## Data provided
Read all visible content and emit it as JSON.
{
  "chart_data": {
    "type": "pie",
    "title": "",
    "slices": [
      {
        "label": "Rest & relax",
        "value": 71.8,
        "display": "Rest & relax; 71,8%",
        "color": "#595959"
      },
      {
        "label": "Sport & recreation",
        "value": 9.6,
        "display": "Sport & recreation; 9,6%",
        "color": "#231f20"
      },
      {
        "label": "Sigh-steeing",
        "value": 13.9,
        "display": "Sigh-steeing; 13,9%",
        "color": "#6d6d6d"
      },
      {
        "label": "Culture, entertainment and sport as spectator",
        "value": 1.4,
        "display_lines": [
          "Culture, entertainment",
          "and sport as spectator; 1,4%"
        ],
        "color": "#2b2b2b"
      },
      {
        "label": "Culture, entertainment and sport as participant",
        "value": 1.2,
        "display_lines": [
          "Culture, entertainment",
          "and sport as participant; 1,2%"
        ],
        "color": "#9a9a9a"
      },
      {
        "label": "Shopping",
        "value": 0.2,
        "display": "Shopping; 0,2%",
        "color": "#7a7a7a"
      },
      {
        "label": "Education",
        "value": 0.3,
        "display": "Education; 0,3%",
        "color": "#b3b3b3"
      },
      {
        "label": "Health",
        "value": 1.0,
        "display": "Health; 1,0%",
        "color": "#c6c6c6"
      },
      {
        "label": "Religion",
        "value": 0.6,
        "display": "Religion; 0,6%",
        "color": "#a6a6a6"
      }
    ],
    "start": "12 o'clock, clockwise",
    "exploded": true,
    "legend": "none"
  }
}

## Your goal
Make a tally of the lines in this data that include the string "value", and answer with that tally alone.

## Correct output
9